● Exercise
Track down every line below that holds "with" and copy it.
------------
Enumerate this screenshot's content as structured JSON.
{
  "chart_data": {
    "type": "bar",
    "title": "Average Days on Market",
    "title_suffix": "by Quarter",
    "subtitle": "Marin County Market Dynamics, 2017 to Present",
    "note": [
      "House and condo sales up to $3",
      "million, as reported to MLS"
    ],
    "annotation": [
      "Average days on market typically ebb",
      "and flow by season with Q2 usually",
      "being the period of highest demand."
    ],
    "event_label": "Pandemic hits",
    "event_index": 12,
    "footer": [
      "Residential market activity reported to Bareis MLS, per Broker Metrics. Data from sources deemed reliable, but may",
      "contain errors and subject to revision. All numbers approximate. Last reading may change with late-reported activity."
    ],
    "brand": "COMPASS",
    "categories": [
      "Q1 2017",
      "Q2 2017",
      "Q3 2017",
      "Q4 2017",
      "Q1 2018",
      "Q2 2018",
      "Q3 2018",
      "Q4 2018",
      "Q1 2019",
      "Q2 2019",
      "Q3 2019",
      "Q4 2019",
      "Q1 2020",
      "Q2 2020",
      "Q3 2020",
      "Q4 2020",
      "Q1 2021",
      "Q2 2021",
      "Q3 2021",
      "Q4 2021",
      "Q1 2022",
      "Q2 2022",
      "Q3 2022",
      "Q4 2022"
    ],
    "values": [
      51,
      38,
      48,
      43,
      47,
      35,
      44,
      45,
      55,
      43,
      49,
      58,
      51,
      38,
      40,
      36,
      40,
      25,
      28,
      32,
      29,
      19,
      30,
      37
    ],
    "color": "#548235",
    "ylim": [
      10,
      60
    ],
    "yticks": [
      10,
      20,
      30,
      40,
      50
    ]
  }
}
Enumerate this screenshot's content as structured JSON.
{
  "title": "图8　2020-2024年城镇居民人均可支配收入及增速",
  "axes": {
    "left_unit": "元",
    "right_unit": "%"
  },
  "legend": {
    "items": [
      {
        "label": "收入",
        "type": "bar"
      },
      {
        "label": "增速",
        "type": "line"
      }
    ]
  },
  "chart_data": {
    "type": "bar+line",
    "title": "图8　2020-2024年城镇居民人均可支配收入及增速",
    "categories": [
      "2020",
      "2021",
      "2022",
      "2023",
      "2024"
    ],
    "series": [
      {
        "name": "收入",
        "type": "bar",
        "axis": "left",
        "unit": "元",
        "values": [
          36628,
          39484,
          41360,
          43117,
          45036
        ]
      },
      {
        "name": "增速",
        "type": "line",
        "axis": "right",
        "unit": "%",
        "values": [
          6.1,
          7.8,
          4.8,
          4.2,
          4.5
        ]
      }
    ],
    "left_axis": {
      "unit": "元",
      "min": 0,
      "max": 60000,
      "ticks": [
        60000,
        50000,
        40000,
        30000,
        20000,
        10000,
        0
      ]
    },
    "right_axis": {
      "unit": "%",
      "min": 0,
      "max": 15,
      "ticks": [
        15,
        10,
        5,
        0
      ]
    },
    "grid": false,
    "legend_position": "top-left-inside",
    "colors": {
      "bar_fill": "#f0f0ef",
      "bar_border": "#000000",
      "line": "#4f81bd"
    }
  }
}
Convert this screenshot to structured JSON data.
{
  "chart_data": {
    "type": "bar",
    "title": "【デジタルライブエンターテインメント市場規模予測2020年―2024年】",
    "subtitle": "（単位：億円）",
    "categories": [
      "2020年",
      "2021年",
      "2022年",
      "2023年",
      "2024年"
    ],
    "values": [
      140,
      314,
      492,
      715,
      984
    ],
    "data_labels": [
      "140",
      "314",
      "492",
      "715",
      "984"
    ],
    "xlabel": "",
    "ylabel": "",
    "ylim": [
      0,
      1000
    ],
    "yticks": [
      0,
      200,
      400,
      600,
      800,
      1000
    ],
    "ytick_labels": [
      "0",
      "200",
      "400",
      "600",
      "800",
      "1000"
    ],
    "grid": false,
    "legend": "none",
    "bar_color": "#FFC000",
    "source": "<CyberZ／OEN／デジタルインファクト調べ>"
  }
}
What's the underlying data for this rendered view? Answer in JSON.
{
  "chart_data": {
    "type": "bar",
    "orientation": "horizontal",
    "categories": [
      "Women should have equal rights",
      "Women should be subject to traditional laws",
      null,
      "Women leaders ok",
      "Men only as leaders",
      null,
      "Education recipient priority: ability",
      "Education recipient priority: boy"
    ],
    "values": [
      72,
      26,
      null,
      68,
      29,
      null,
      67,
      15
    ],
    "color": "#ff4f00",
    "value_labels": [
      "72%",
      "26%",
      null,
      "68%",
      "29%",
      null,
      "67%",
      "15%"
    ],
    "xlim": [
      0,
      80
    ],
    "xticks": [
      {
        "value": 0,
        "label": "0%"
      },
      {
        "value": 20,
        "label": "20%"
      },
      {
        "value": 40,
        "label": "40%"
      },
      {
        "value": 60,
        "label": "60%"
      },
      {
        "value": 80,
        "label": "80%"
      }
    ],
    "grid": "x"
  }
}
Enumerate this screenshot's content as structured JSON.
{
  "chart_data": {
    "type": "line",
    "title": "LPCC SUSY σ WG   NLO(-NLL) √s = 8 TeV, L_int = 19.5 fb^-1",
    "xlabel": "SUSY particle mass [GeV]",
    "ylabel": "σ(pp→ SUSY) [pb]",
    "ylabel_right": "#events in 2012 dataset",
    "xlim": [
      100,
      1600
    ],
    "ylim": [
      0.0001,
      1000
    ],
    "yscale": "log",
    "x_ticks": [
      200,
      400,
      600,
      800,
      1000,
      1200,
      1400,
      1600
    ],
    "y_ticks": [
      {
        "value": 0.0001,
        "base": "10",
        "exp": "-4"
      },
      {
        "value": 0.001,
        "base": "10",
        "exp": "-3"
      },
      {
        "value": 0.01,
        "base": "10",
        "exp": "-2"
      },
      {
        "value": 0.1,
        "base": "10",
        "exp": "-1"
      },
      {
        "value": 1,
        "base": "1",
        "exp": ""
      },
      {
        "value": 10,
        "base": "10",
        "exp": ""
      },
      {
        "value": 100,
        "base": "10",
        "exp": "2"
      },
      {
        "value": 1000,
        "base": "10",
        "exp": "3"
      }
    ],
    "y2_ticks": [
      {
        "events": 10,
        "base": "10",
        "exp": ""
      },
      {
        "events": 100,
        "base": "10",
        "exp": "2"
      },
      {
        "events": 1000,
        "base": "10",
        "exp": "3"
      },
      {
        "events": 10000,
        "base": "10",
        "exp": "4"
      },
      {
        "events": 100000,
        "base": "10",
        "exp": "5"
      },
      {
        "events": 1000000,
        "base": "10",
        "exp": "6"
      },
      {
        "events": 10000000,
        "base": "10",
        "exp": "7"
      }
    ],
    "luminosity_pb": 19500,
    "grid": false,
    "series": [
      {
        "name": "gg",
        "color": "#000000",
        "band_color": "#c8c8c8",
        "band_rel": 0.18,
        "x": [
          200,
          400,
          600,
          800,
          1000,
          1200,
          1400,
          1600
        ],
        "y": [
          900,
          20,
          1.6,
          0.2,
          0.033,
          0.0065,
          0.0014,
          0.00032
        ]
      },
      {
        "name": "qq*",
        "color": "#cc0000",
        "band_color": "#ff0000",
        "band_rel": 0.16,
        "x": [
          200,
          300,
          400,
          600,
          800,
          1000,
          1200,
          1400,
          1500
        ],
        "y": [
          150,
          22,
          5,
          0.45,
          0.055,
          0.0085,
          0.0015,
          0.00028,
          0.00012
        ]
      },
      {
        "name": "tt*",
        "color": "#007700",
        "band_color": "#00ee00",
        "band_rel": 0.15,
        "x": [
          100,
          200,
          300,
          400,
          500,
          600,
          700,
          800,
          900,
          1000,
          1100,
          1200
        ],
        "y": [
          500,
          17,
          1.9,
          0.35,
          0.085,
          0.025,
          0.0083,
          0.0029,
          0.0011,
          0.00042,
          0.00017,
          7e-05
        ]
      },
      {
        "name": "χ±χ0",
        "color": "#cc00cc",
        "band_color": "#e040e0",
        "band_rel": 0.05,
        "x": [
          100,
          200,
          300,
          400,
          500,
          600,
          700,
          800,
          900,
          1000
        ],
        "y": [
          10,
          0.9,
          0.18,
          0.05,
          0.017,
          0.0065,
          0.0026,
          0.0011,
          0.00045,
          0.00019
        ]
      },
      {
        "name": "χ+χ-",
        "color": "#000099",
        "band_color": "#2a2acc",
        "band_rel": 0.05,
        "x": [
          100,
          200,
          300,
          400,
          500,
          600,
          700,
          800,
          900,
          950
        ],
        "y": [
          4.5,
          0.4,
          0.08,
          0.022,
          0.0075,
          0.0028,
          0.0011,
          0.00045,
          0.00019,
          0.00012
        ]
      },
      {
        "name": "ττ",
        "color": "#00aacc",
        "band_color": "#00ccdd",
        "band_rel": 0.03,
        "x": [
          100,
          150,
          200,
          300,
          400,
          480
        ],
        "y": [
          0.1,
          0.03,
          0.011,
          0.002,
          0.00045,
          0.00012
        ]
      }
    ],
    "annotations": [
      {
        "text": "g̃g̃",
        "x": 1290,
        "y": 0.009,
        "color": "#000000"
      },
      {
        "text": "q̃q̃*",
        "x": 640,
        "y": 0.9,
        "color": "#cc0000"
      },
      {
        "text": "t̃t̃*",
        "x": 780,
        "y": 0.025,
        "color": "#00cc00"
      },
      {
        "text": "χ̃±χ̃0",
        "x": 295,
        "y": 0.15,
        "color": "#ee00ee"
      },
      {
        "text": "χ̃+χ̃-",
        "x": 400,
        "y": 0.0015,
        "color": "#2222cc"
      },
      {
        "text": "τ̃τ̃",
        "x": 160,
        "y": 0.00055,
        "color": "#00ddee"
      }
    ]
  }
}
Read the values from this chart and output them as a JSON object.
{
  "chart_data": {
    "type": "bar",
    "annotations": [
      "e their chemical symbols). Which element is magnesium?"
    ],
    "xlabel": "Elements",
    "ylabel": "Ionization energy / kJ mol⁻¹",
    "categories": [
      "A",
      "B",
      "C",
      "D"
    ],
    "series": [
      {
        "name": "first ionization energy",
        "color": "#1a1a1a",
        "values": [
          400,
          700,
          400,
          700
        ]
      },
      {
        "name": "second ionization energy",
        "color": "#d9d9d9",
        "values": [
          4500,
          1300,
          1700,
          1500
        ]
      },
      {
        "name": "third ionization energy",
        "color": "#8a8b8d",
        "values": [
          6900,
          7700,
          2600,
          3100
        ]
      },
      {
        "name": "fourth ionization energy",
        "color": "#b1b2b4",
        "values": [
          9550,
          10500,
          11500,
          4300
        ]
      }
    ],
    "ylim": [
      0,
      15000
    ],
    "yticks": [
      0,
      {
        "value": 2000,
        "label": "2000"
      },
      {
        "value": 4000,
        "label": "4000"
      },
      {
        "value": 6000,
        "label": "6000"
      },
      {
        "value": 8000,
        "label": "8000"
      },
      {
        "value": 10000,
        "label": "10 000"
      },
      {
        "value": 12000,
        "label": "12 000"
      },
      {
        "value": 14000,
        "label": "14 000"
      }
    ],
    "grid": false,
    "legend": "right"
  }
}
------------
● Exercise answer
      "and flow by season with Q2 usually",
      "contain errors and subject to revision. All numbers approximate. Last reading may change with late-reported activity."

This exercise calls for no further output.